• [The problem] Leave out the pictures and copy the remaining records exactly.

• [Data for this task]
◇ ◇ ◇ ◇ ◇

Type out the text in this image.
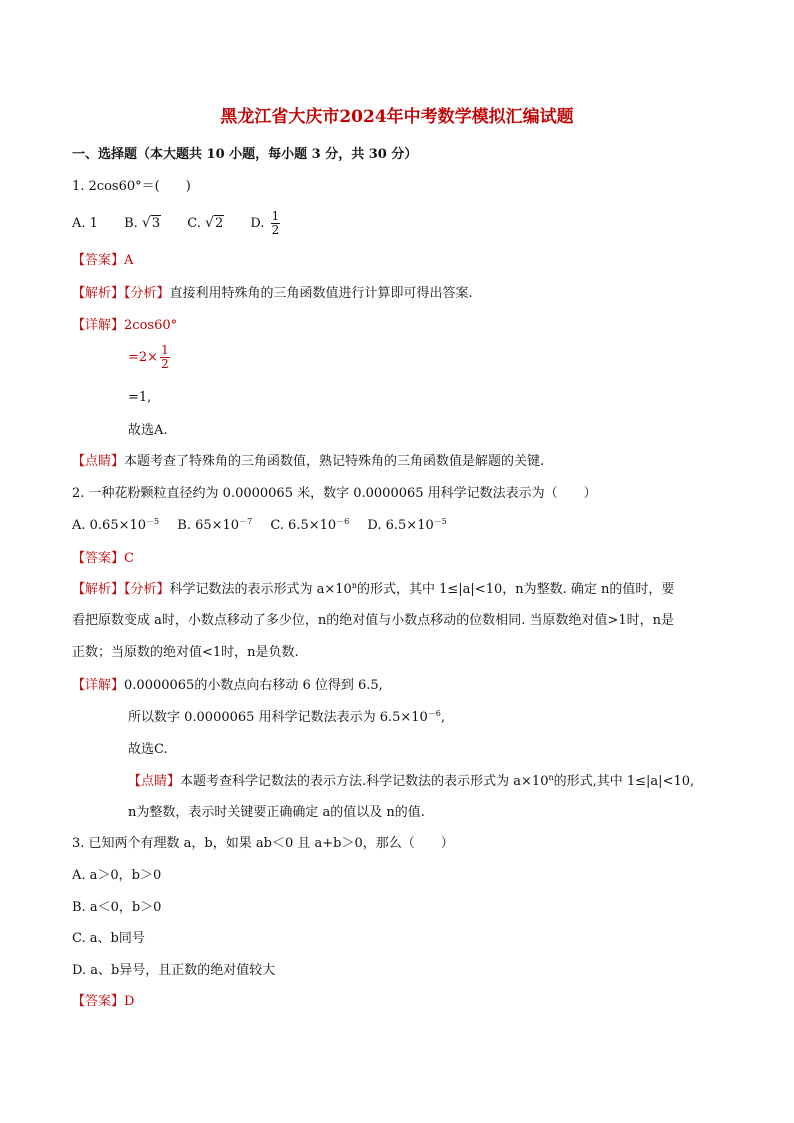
黑龙江省大庆市2024年中考数学模拟汇编试题
一、选择题（本大题共 10 小题，每小题 3 分，共 30 分）
1. 2cos60°＝(　　)
A. 1 B. √3 C. √2 D. $\frac{1}{2}$
【答案】A
【解析】【分析】直接利用特殊角的三角函数值进行计算即可得出答案.
【详解】2cos60°
$=2\times \frac{1}{2}$
=1,
故选A.
【点睛】本题考查了特殊角的三角函数值，熟记特殊角的三角函数值是解题的关键.
2. 一种花粉颗粒直径约为 0.0000065 米，数字 0.0000065 用科学记数法表示为（　　）
A. $0.65\times 10^{-5}$ B. $65\times 10^{-7}$ C. $6.5\times 10^{-6}$ D. $6.5\times 10^{-5}$
【答案】C
【解析】【分析】科学记数法的表示形式为 $a\times 10^n$的形式，其中 1≤|a|<10，n为整数. 确定 n的值时，要
看把原数变成 a时，小数点移动了多少位，n的绝对值与小数点移动的位数相同. 当原数绝对值>1时，n是
正数；当原数的绝对值<1时，n是负数.
【详解】0.0000065的小数点向右移动 6 位得到 6.5,
所以数字 0.0000065 用科学记数法表示为 $6.5\times 10^{-6}$,
故选C.
【点睛】本题考查科学记数法的表示方法.科学记数法的表示形式为 $a\times 10^n$的形式,其中 1≤|a|<10,
n为整数，表示时关键要正确确定 a的值以及 n的值.
3. 已知两个有理数 a，b，如果 ab＜0 且 a+b＞0，那么（　　）
A. a＞0，b＞0
B. a＜0，b＞0
C. a、b同号
D. a、b异号，且正数的绝对值较大
【答案】D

◇ ◇ ◇ ◇ ◇

• [Response]
Type out the text in this image.
黑龙江省大庆市2024年中考数学模拟汇编试题
一、选择题（本大题共 10 小题，每小题 3 分，共 30 分）
1. 2cos60°＝(　　)
A. 1 B. √3 C. √2 D. $\frac{1}{2}$
【答案】A
【解析】【分析】直接利用特殊角的三角函数值进行计算即可得出答案.
【详解】2cos60°
$=2\times \frac{1}{2}$
=1,
故选A.
【点睛】本题考查了特殊角的三角函数值，熟记特殊角的三角函数值是解题的关键.
2. 一种花粉颗粒直径约为 0.0000065 米，数字 0.0000065 用科学记数法表示为（　　）
A. $0.65\times 10^{-5}$ B. $65\times 10^{-7}$ C. $6.5\times 10^{-6}$ D. $6.5\times 10^{-5}$
【答案】C
【解析】【分析】科学记数法的表示形式为 $a\times 10^n$的形式，其中 1≤|a|<10，n为整数. 确定 n的值时，要
看把原数变成 a时，小数点移动了多少位，n的绝对值与小数点移动的位数相同. 当原数绝对值>1时，n是
正数；当原数的绝对值<1时，n是负数.
【详解】0.0000065的小数点向右移动 6 位得到 6.5,
所以数字 0.0000065 用科学记数法表示为 $6.5\times 10^{-6}$,
故选C.
【点睛】本题考查科学记数法的表示方法.科学记数法的表示形式为 $a\times 10^n$的形式,其中 1≤|a|<10,
n为整数，表示时关键要正确确定 a的值以及 n的值.
3. 已知两个有理数 a，b，如果 ab＜0 且 a+b＞0，那么（　　）
A. a＞0，b＞0
B. a＜0，b＞0
C. a、b同号
D. a、b异号，且正数的绝对值较大
【答案】D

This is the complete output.